● WORKING DATA:
═══

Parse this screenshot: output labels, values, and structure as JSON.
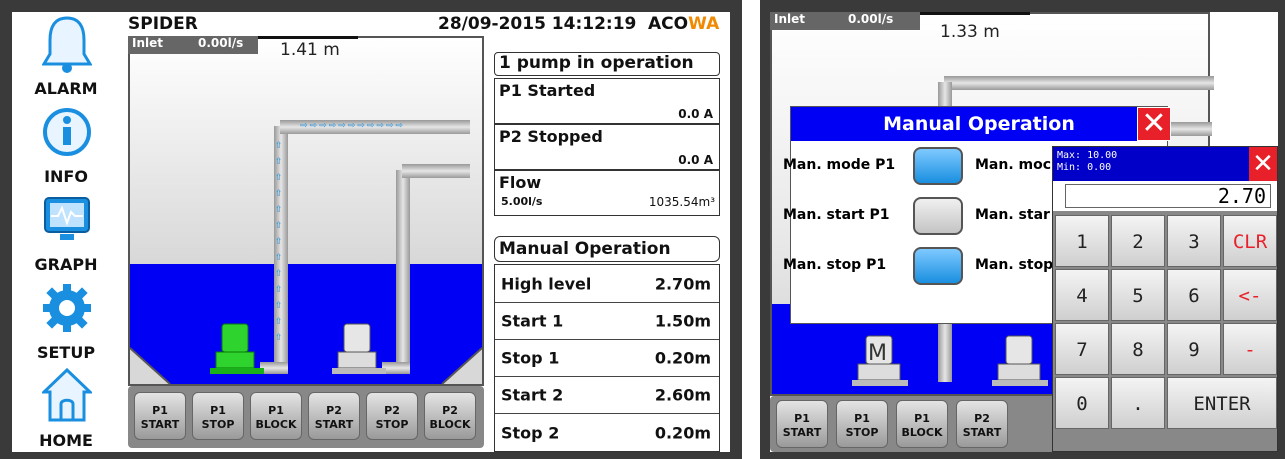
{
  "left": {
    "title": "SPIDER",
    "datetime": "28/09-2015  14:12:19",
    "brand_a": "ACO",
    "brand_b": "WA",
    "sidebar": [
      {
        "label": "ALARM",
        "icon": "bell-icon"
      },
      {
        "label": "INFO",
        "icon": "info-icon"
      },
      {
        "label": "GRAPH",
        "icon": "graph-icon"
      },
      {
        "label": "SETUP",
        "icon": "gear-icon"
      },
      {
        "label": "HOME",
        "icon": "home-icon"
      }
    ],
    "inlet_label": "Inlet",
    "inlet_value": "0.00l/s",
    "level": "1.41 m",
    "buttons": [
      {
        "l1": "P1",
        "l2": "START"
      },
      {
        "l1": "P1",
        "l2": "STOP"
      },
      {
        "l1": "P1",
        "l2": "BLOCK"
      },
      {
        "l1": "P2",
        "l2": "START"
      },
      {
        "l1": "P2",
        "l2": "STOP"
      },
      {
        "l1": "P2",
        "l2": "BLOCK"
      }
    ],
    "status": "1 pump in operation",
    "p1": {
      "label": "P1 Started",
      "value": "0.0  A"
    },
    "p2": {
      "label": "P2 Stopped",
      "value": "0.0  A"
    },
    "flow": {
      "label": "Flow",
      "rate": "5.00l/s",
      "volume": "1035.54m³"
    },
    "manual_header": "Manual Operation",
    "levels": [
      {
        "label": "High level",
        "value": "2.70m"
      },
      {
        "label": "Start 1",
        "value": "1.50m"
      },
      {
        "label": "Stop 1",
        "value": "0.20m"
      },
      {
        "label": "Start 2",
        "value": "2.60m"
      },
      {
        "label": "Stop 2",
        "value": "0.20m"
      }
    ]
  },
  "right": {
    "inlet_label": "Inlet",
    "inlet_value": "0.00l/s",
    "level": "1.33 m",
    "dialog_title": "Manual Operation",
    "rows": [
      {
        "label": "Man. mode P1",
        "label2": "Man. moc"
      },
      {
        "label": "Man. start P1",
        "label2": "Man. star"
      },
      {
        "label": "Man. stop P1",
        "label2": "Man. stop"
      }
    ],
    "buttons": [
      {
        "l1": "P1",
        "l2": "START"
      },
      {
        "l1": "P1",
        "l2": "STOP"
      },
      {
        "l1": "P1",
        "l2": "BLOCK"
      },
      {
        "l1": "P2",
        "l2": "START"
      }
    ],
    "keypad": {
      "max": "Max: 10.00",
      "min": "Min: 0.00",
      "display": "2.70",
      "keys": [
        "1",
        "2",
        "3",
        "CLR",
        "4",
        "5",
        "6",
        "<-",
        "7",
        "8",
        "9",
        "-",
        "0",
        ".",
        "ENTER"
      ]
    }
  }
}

═══

● PROBLEM DESCRIPTION: Restate the whole of the material word for word without the pictures.

● FULL ANSWER:
Parse this screenshot: output labels, values, and structure as JSON.
{
  "left": {
    "title": "SPIDER",
    "datetime": "28/09-2015  14:12:19",
    "brand_a": "ACO",
    "brand_b": "WA",
    "sidebar": [
      {
        "label": "ALARM",
        "icon": "bell-icon"
      },
      {
        "label": "INFO",
        "icon": "info-icon"
      },
      {
        "label": "GRAPH",
        "icon": "graph-icon"
      },
      {
        "label": "SETUP",
        "icon": "gear-icon"
      },
      {
        "label": "HOME",
        "icon": "home-icon"
      }
    ],
    "inlet_label": "Inlet",
    "inlet_value": "0.00l/s",
    "level": "1.41 m",
    "buttons": [
      {
        "l1": "P1",
        "l2": "START"
      },
      {
        "l1": "P1",
        "l2": "STOP"
      },
      {
        "l1": "P1",
        "l2": "BLOCK"
      },
      {
        "l1": "P2",
        "l2": "START"
      },
      {
        "l1": "P2",
        "l2": "STOP"
      },
      {
        "l1": "P2",
        "l2": "BLOCK"
      }
    ],
    "status": "1 pump in operation",
    "p1": {
      "label": "P1 Started",
      "value": "0.0  A"
    },
    "p2": {
      "label": "P2 Stopped",
      "value": "0.0  A"
    },
    "flow": {
      "label": "Flow",
      "rate": "5.00l/s",
      "volume": "1035.54m³"
    },
    "manual_header": "Manual Operation",
    "levels": [
      {
        "label": "High level",
        "value": "2.70m"
      },
      {
        "label": "Start 1",
        "value": "1.50m"
      },
      {
        "label": "Stop 1",
        "value": "0.20m"
      },
      {
        "label": "Start 2",
        "value": "2.60m"
      },
      {
        "label": "Stop 2",
        "value": "0.20m"
      }
    ]
  },
  "right": {
    "inlet_label": "Inlet",
    "inlet_value": "0.00l/s",
    "level": "1.33 m",
    "dialog_title": "Manual Operation",
    "rows": [
      {
        "label": "Man. mode P1",
        "label2": "Man. moc"
      },
      {
        "label": "Man. start P1",
        "label2": "Man. star"
      },
      {
        "label": "Man. stop P1",
        "label2": "Man. stop"
      }
    ],
    "buttons": [
      {
        "l1": "P1",
        "l2": "START"
      },
      {
        "l1": "P1",
        "l2": "STOP"
      },
      {
        "l1": "P1",
        "l2": "BLOCK"
      },
      {
        "l1": "P2",
        "l2": "START"
      }
    ],
    "keypad": {
      "max": "Max: 10.00",
      "min": "Min: 0.00",
      "display": "2.70",
      "keys": [
        "1",
        "2",
        "3",
        "CLR",
        "4",
        "5",
        "6",
        "<-",
        "7",
        "8",
        "9",
        "-",
        "0",
        ".",
        "ENTER"
      ]
    }
  }
}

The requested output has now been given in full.